◆ **Required task**:
Extract all records. Keep each one exact.

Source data
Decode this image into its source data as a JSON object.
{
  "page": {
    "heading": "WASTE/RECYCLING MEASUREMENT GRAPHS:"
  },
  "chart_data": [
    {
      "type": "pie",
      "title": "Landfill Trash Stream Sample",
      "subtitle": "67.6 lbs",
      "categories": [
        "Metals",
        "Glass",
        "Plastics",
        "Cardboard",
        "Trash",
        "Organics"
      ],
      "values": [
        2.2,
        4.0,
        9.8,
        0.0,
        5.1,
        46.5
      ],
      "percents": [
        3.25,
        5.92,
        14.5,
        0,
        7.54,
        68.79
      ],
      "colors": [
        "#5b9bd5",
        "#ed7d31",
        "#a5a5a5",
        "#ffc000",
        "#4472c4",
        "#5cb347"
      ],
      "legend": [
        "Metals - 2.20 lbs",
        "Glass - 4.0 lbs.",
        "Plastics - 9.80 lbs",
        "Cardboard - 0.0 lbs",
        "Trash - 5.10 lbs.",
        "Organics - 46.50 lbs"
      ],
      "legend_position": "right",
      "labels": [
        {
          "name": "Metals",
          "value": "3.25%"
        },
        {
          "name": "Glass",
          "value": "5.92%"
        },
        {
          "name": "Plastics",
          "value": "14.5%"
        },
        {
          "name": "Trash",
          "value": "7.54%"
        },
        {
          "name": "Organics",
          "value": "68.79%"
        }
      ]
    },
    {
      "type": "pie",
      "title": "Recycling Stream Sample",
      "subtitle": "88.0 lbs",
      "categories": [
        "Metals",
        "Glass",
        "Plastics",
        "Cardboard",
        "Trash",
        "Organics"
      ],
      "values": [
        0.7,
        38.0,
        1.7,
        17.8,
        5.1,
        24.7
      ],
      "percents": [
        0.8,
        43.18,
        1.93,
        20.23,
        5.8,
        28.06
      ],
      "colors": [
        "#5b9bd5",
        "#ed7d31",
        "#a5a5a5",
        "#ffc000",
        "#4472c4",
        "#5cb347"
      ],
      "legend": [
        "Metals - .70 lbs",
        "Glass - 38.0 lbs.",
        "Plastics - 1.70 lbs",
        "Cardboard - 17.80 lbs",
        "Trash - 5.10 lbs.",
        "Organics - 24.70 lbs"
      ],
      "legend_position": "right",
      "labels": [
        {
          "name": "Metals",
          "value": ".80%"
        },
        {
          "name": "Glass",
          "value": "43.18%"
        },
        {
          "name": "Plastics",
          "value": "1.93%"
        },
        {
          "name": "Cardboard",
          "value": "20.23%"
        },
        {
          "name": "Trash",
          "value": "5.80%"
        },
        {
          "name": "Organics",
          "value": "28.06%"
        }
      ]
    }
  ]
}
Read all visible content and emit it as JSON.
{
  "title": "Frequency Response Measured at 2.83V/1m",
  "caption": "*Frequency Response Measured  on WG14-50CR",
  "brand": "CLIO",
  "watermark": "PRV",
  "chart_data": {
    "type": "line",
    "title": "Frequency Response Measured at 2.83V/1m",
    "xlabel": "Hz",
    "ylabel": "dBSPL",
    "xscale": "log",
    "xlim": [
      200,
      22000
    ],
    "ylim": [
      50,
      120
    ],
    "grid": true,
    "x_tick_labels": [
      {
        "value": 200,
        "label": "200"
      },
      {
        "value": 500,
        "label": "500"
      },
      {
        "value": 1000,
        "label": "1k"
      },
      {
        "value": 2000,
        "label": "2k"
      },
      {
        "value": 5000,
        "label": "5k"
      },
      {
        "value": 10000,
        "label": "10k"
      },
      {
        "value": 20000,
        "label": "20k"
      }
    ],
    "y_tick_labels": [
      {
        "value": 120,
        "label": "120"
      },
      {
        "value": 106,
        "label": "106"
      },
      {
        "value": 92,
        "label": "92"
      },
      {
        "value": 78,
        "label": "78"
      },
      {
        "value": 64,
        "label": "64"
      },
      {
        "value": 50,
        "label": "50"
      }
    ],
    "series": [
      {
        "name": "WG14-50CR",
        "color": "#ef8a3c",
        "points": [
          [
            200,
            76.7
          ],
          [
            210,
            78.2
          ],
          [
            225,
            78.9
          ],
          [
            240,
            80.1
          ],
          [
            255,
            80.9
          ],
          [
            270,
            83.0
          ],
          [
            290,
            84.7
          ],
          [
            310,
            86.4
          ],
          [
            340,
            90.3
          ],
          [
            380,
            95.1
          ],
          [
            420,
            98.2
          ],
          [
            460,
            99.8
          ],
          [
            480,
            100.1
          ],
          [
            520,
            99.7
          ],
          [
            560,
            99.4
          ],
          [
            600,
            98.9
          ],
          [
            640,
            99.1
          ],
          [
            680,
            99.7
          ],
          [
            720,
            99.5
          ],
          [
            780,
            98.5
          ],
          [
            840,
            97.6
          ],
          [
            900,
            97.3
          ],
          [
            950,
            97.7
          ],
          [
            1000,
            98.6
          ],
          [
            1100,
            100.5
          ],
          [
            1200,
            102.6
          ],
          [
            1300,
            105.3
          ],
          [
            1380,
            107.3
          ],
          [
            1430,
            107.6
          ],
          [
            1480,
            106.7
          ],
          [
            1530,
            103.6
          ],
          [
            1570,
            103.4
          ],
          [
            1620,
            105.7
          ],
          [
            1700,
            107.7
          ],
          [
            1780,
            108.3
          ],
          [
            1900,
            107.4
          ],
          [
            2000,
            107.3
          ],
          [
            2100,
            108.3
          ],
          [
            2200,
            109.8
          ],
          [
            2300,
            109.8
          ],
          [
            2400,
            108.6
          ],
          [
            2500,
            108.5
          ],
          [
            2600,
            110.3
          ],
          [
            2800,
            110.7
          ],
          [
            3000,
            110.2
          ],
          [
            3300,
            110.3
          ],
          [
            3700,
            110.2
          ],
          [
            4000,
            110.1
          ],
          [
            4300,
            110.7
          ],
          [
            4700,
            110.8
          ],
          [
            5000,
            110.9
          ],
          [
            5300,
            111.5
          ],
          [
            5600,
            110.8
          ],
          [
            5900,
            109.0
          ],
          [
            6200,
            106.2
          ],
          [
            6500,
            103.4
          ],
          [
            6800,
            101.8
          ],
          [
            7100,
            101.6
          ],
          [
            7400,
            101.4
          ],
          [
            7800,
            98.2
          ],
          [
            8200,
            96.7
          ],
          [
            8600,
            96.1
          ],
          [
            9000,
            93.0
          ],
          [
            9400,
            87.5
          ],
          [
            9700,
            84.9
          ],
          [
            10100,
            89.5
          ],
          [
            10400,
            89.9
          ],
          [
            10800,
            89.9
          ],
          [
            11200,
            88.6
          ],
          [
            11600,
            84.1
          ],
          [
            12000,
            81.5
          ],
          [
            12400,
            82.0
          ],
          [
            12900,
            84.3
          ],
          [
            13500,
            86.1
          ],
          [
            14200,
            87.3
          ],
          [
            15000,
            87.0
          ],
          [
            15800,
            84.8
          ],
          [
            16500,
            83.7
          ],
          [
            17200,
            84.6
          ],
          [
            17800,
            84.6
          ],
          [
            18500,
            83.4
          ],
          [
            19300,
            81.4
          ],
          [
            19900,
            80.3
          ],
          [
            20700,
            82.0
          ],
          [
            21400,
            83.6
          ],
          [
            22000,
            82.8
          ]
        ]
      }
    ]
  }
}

◆ **Answer to the exercise**:
Decode this image into its source data as a JSON object.
{
  "page": {
    "heading": "WASTE/RECYCLING MEASUREMENT GRAPHS:"
  },
  "chart_data": [
    {
      "type": "pie",
      "title": "Landfill Trash Stream Sample",
      "subtitle": "67.6 lbs",
      "categories": [
        "Metals",
        "Glass",
        "Plastics",
        "Cardboard",
        "Trash",
        "Organics"
      ],
      "values": [
        2.2,
        4.0,
        9.8,
        0.0,
        5.1,
        46.5
      ],
      "percents": [
        3.25,
        5.92,
        14.5,
        0,
        7.54,
        68.79
      ],
      "colors": [
        "#5b9bd5",
        "#ed7d31",
        "#a5a5a5",
        "#ffc000",
        "#4472c4",
        "#5cb347"
      ],
      "legend": [
        "Metals - 2.20 lbs",
        "Glass - 4.0 lbs.",
        "Plastics - 9.80 lbs",
        "Cardboard - 0.0 lbs",
        "Trash - 5.10 lbs.",
        "Organics - 46.50 lbs"
      ],
      "legend_position": "right",
      "labels": [
        {
          "name": "Metals",
          "value": "3.25%"
        },
        {
          "name": "Glass",
          "value": "5.92%"
        },
        {
          "name": "Plastics",
          "value": "14.5%"
        },
        {
          "name": "Trash",
          "value": "7.54%"
        },
        {
          "name": "Organics",
          "value": "68.79%"
        }
      ]
    },
    {
      "type": "pie",
      "title": "Recycling Stream Sample",
      "subtitle": "88.0 lbs",
      "categories": [
        "Metals",
        "Glass",
        "Plastics",
        "Cardboard",
        "Trash",
        "Organics"
      ],
      "values": [
        0.7,
        38.0,
        1.7,
        17.8,
        5.1,
        24.7
      ],
      "percents": [
        0.8,
        43.18,
        1.93,
        20.23,
        5.8,
        28.06
      ],
      "colors": [
        "#5b9bd5",
        "#ed7d31",
        "#a5a5a5",
        "#ffc000",
        "#4472c4",
        "#5cb347"
      ],
      "legend": [
        "Metals - .70 lbs",
        "Glass - 38.0 lbs.",
        "Plastics - 1.70 lbs",
        "Cardboard - 17.80 lbs",
        "Trash - 5.10 lbs.",
        "Organics - 24.70 lbs"
      ],
      "legend_position": "right",
      "labels": [
        {
          "name": "Metals",
          "value": ".80%"
        },
        {
          "name": "Glass",
          "value": "43.18%"
        },
        {
          "name": "Plastics",
          "value": "1.93%"
        },
        {
          "name": "Cardboard",
          "value": "20.23%"
        },
        {
          "name": "Trash",
          "value": "5.80%"
        },
        {
          "name": "Organics",
          "value": "28.06%"
        }
      ]
    }
  ]
}
Read all visible content and emit it as JSON.
{
  "title": "Frequency Response Measured at 2.83V/1m",
  "caption": "*Frequency Response Measured  on WG14-50CR",
  "brand": "CLIO",
  "watermark": "PRV",
  "chart_data": {
    "type": "line",
    "title": "Frequency Response Measured at 2.83V/1m",
    "xlabel": "Hz",
    "ylabel": "dBSPL",
    "xscale": "log",
    "xlim": [
      200,
      22000
    ],
    "ylim": [
      50,
      120
    ],
    "grid": true,
    "x_tick_labels": [
      {
        "value": 200,
        "label": "200"
      },
      {
        "value": 500,
        "label": "500"
      },
      {
        "value": 1000,
        "label": "1k"
      },
      {
        "value": 2000,
        "label": "2k"
      },
      {
        "value": 5000,
        "label": "5k"
      },
      {
        "value": 10000,
        "label": "10k"
      },
      {
        "value": 20000,
        "label": "20k"
      }
    ],
    "y_tick_labels": [
      {
        "value": 120,
        "label": "120"
      },
      {
        "value": 106,
        "label": "106"
      },
      {
        "value": 92,
        "label": "92"
      },
      {
        "value": 78,
        "label": "78"
      },
      {
        "value": 64,
        "label": "64"
      },
      {
        "value": 50,
        "label": "50"
      }
    ],
    "series": [
      {
        "name": "WG14-50CR",
        "color": "#ef8a3c",
        "points": [
          [
            200,
            76.7
          ],
          [
            210,
            78.2
          ],
          [
            225,
            78.9
          ],
          [
            240,
            80.1
          ],
          [
            255,
            80.9
          ],
          [
            270,
            83.0
          ],
          [
            290,
            84.7
          ],
          [
            310,
            86.4
          ],
          [
            340,
            90.3
          ],
          [
            380,
            95.1
          ],
          [
            420,
            98.2
          ],
          [
            460,
            99.8
          ],
          [
            480,
            100.1
          ],
          [
            520,
            99.7
          ],
          [
            560,
            99.4
          ],
          [
            600,
            98.9
          ],
          [
            640,
            99.1
          ],
          [
            680,
            99.7
          ],
          [
            720,
            99.5
          ],
          [
            780,
            98.5
          ],
          [
            840,
            97.6
          ],
          [
            900,
            97.3
          ],
          [
            950,
            97.7
          ],
          [
            1000,
            98.6
          ],
          [
            1100,
            100.5
          ],
          [
            1200,
            102.6
          ],
          [
            1300,
            105.3
          ],
          [
            1380,
            107.3
          ],
          [
            1430,
            107.6
          ],
          [
            1480,
            106.7
          ],
          [
            1530,
            103.6
          ],
          [
            1570,
            103.4
          ],
          [
            1620,
            105.7
          ],
          [
            1700,
            107.7
          ],
          [
            1780,
            108.3
          ],
          [
            1900,
            107.4
          ],
          [
            2000,
            107.3
          ],
          [
            2100,
            108.3
          ],
          [
            2200,
            109.8
          ],
          [
            2300,
            109.8
          ],
          [
            2400,
            108.6
          ],
          [
            2500,
            108.5
          ],
          [
            2600,
            110.3
          ],
          [
            2800,
            110.7
          ],
          [
            3000,
            110.2
          ],
          [
            3300,
            110.3
          ],
          [
            3700,
            110.2
          ],
          [
            4000,
            110.1
          ],
          [
            4300,
            110.7
          ],
          [
            4700,
            110.8
          ],
          [
            5000,
            110.9
          ],
          [
            5300,
            111.5
          ],
          [
            5600,
            110.8
          ],
          [
            5900,
            109.0
          ],
          [
            6200,
            106.2
          ],
          [
            6500,
            103.4
          ],
          [
            6800,
            101.8
          ],
          [
            7100,
            101.6
          ],
          [
            7400,
            101.4
          ],
          [
            7800,
            98.2
          ],
          [
            8200,
            96.7
          ],
          [
            8600,
            96.1
          ],
          [
            9000,
            93.0
          ],
          [
            9400,
            87.5
          ],
          [
            9700,
            84.9
          ],
          [
            10100,
            89.5
          ],
          [
            10400,
            89.9
          ],
          [
            10800,
            89.9
          ],
          [
            11200,
            88.6
          ],
          [
            11600,
            84.1
          ],
          [
            12000,
            81.5
          ],
          [
            12400,
            82.0
          ],
          [
            12900,
            84.3
          ],
          [
            13500,
            86.1
          ],
          [
            14200,
            87.3
          ],
          [
            15000,
            87.0
          ],
          [
            15800,
            84.8
          ],
          [
            16500,
            83.7
          ],
          [
            17200,
            84.6
          ],
          [
            17800,
            84.6
          ],
          [
            18500,
            83.4
          ],
          [
            19300,
            81.4
          ],
          [
            19900,
            80.3
          ],
          [
            20700,
            82.0
          ],
          [
            21400,
            83.6
          ],
          [
            22000,
            82.8
          ]
        ]
      }
    ]
  }
}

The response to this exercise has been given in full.